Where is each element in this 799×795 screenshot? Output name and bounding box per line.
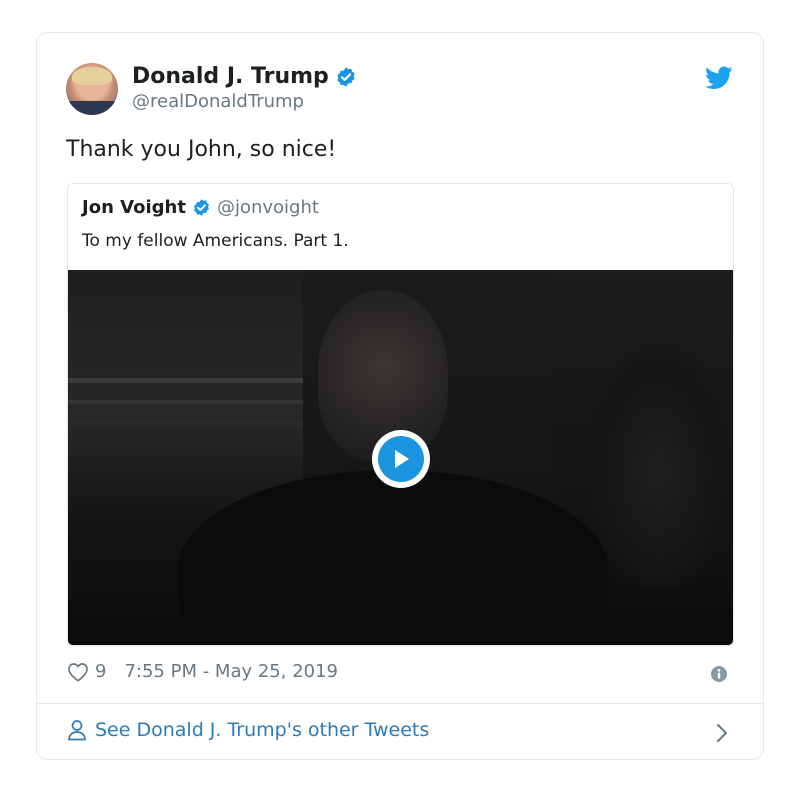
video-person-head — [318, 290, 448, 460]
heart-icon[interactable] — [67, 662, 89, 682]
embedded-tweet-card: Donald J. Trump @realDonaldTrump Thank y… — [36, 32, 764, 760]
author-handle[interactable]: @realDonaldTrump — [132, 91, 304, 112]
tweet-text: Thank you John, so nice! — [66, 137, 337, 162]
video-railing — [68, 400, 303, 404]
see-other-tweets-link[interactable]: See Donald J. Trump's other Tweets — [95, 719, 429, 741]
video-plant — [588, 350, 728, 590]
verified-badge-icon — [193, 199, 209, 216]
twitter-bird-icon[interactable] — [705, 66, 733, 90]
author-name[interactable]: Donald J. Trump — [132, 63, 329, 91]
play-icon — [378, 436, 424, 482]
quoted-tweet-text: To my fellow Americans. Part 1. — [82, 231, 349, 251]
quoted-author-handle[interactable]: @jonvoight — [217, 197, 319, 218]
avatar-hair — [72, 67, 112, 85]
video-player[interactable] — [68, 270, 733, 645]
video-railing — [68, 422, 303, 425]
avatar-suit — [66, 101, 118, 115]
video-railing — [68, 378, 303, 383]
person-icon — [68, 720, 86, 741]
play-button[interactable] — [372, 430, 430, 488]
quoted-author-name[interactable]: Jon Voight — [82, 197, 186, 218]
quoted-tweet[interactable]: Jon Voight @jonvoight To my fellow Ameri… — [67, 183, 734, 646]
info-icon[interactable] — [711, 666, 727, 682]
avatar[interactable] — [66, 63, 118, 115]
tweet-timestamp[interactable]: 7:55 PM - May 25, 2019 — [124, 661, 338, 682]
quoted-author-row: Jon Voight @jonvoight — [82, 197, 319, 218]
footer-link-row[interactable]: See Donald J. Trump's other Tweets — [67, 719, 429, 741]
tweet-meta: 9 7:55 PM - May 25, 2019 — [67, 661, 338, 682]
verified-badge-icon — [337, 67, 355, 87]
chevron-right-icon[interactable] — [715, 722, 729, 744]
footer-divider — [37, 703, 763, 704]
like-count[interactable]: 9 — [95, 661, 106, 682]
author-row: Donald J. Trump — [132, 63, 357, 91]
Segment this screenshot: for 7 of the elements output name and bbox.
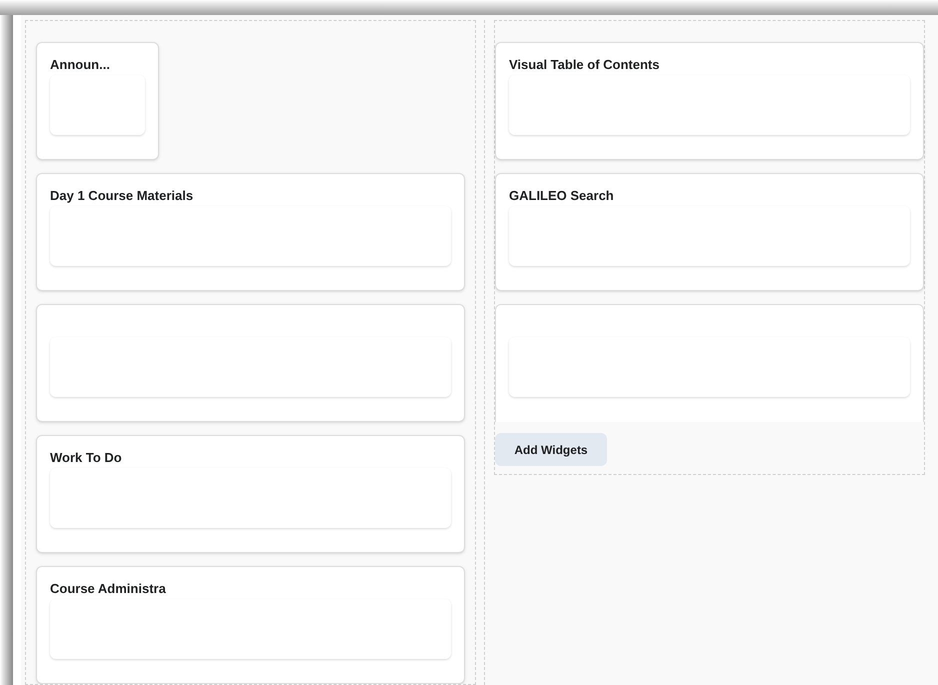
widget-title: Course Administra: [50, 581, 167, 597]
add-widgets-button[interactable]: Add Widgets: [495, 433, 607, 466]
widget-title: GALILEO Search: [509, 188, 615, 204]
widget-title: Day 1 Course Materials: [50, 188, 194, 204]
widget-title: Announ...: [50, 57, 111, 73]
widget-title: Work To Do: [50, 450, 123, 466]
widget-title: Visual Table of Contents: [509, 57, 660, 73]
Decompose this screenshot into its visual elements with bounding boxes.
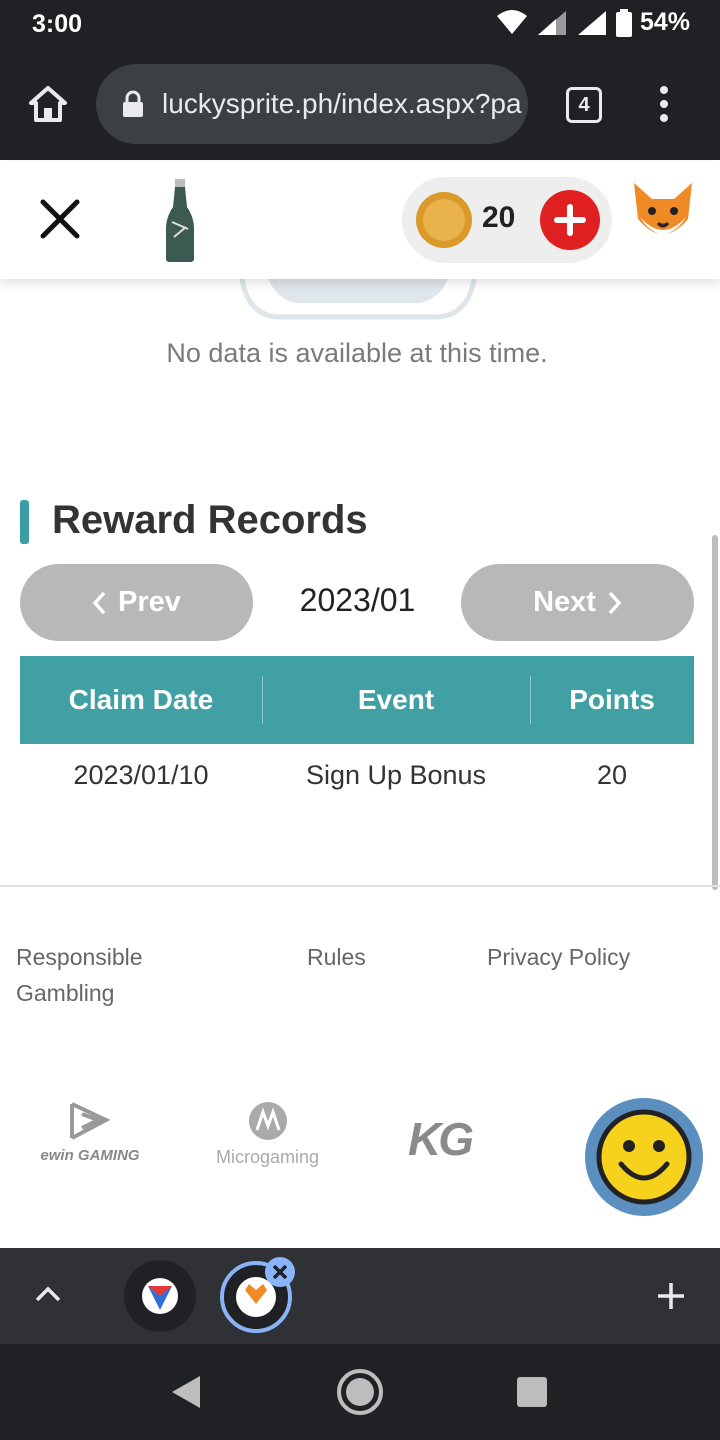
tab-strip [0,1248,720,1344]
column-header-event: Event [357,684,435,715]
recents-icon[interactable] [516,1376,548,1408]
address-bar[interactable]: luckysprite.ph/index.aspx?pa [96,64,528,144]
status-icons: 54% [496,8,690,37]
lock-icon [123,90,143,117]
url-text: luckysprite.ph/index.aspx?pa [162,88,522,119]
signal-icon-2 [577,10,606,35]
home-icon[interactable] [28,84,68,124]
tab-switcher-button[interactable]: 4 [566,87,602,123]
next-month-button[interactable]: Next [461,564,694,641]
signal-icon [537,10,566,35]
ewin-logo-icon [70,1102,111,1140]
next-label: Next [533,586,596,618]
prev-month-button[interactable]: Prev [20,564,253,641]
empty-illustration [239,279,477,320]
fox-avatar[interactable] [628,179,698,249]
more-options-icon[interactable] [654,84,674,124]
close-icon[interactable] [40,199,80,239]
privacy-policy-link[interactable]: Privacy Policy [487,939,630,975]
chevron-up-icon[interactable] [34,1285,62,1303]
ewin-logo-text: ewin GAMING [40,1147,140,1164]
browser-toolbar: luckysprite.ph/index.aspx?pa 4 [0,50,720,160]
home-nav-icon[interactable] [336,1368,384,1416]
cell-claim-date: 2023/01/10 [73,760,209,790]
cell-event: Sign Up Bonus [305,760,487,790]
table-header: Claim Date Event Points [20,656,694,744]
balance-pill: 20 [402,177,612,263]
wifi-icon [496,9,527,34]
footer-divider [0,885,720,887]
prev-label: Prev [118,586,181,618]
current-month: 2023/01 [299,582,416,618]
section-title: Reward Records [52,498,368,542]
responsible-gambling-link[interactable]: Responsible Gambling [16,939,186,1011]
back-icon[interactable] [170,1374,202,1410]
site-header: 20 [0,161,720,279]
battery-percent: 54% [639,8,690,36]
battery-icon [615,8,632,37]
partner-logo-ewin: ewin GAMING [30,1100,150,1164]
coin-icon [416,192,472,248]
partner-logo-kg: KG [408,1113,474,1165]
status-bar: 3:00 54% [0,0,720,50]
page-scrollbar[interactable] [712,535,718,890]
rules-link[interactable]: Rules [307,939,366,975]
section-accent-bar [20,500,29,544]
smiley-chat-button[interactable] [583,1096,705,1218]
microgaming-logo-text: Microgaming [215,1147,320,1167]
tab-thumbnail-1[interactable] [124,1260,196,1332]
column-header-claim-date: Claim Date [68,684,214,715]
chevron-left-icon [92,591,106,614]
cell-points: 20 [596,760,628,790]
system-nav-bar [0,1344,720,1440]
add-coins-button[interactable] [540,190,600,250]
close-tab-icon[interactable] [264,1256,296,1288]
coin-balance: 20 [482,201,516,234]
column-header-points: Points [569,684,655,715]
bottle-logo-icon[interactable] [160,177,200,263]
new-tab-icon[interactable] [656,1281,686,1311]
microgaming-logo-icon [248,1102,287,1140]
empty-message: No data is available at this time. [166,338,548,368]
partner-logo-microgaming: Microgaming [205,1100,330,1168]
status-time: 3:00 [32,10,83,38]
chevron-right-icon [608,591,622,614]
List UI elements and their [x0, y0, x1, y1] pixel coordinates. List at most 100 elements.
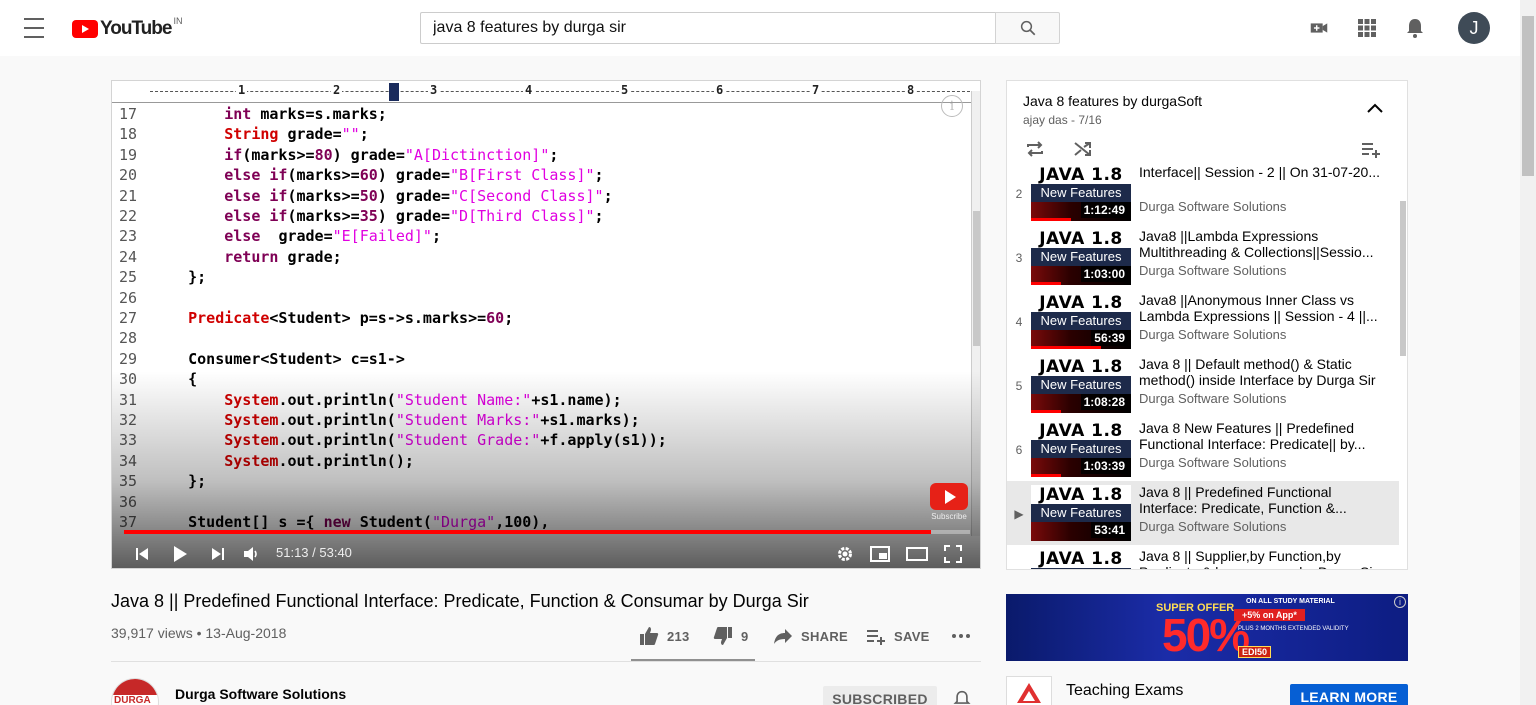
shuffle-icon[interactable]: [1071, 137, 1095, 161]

**REQUEST**
Copy out every line of the listing above word for word, omitting only the picture lines.

**SOLUTION BELOW**
Where is each element in this 799×795 screenshot? Output name and bounding box per line.
video-person-head — [318, 290, 448, 460]
heart-icon[interactable] — [67, 662, 89, 682]
embedded-tweet-card: Donald J. Trump @realDonaldTrump Thank y… — [36, 32, 764, 760]
author-handle[interactable]: @realDonaldTrump — [132, 91, 304, 112]
tweet-text: Thank you John, so nice! — [66, 137, 337, 162]
video-railing — [68, 400, 303, 404]
see-other-tweets-link[interactable]: See Donald J. Trump's other Tweets — [95, 719, 429, 741]
video-plant — [588, 350, 728, 590]
verified-badge-icon — [193, 199, 209, 216]
twitter-bird-icon[interactable] — [705, 66, 733, 90]
author-name[interactable]: Donald J. Trump — [132, 63, 329, 91]
play-icon — [378, 436, 424, 482]
quoted-tweet-text: To my fellow Americans. Part 1. — [82, 231, 349, 251]
quoted-author-handle[interactable]: @jonvoight — [217, 197, 319, 218]
avatar-hair — [72, 67, 112, 85]
video-player[interactable] — [68, 270, 733, 645]
video-railing — [68, 422, 303, 425]
avatar-suit — [66, 101, 118, 115]
video-railing — [68, 378, 303, 383]
person-icon — [68, 720, 86, 741]
play-button[interactable] — [372, 430, 430, 488]
quoted-author-name[interactable]: Jon Voight — [82, 197, 186, 218]
quoted-tweet[interactable]: Jon Voight @jonvoight To my fellow Ameri… — [67, 183, 734, 646]
info-icon[interactable] — [711, 666, 727, 682]
avatar[interactable] — [66, 63, 118, 115]
tweet-timestamp[interactable]: 7:55 PM - May 25, 2019 — [124, 661, 338, 682]
quoted-author-row: Jon Voight @jonvoight — [82, 197, 319, 218]
footer-link-row[interactable]: See Donald J. Trump's other Tweets — [67, 719, 429, 741]
tweet-meta: 9 7:55 PM - May 25, 2019 — [67, 661, 338, 682]
verified-badge-icon — [337, 67, 355, 87]
chevron-right-icon[interactable] — [715, 722, 729, 744]
footer-divider — [37, 703, 763, 704]
like-count[interactable]: 9 — [95, 661, 106, 682]
author-row: Donald J. Trump — [132, 63, 357, 91]
Segment this screenshot: for 7 of the elements output name and bbox.
widget-title: Course Administra: [50, 581, 167, 597]
add-widgets-button[interactable]: Add Widgets: [495, 433, 607, 466]
widget-title: GALILEO Search: [509, 188, 615, 204]
widget-title: Day 1 Course Materials: [50, 188, 194, 204]
widget-title: Announ...: [50, 57, 111, 73]
widget-title: Work To Do: [50, 450, 123, 466]
widget-title: Visual Table of Contents: [509, 57, 660, 73]
Decompose this screenshot into its visual elements with bounding boxes.
tab-strip [0,1248,720,1344]
column-header-event: Event [357,684,435,715]
recents-icon[interactable] [516,1376,548,1408]
address-bar[interactable]: luckysprite.ph/index.aspx?pa [96,64,528,144]
status-icons: 54% [496,8,690,37]
lock-icon [123,90,143,117]
url-text: luckysprite.ph/index.aspx?pa [162,88,522,119]
signal-icon-2 [577,10,606,35]
home-icon[interactable] [28,84,68,124]
tab-switcher-button[interactable]: 4 [566,87,602,123]
next-month-button[interactable]: Next [461,564,694,641]
signal-icon [537,10,566,35]
ewin-logo-icon [70,1102,111,1140]
next-label: Next [533,586,596,618]
prev-month-button[interactable]: Prev [20,564,253,641]
empty-illustration [239,279,477,320]
fox-avatar[interactable] [628,179,698,249]
more-options-icon[interactable] [654,84,674,124]
close-icon[interactable] [40,199,80,239]
privacy-policy-link[interactable]: Privacy Policy [487,939,630,975]
chevron-up-icon[interactable] [34,1285,62,1303]
ewin-logo-text: ewin GAMING [40,1147,140,1164]
browser-toolbar: luckysprite.ph/index.aspx?pa 4 [0,50,720,160]
home-nav-icon[interactable] [336,1368,384,1416]
cell-claim-date: 2023/01/10 [73,760,209,790]
cell-event: Sign Up Bonus [305,760,487,790]
table-header: Claim Date Event Points [20,656,694,744]
balance-pill: 20 [402,177,612,263]
wifi-icon [496,9,527,34]
footer-divider [0,885,720,887]
prev-label: Prev [118,586,181,618]
current-month: 2023/01 [299,582,416,618]
section-title: Reward Records [52,498,368,542]
responsible-gambling-link[interactable]: Responsible Gambling [16,939,186,1011]
back-icon[interactable] [170,1374,202,1410]
site-header: 20 [0,161,720,279]
battery-percent: 54% [639,8,690,36]
battery-icon [615,8,632,37]
partner-logo-ewin: ewin GAMING [30,1100,150,1164]
coin-icon [416,192,472,248]
partner-logo-kg: KG [408,1113,474,1165]
status-bar: 3:00 54% [0,0,720,50]
page-scrollbar[interactable] [712,535,718,890]
rules-link[interactable]: Rules [307,939,366,975]
section-accent-bar [20,500,29,544]
smiley-chat-button[interactable] [583,1096,705,1218]
microgaming-logo-text: Microgaming [215,1147,320,1167]
tab-thumbnail-1[interactable] [124,1260,196,1332]
column-header-claim-date: Claim Date [68,684,214,715]
chevron-left-icon [92,591,106,614]
cell-points: 20 [596,760,628,790]
system-nav-bar [0,1344,720,1440]
add-coins-button[interactable] [540,190,600,250]
close-tab-icon[interactable] [264,1256,296,1288]
coin-balance: 20 [482,201,516,234]
column-header-points: Points [569,684,655,715]
bottle-logo-icon[interactable] [160,177,200,263]
new-tab-icon[interactable] [656,1281,686,1311]
microgaming-logo-icon [248,1102,287,1140]
empty-message: No data is available at this time. [166,338,548,368]
partner-logo-microgaming: Microgaming [205,1100,330,1168]
status-time: 3:00 [32,10,83,38]
chevron-right-icon [608,591,622,614]
List UI elements and their [x0, y0, x1, y1] pixel coordinates. List at most 100 elements.
shuffle-icon[interactable]: [1071, 137, 1095, 161]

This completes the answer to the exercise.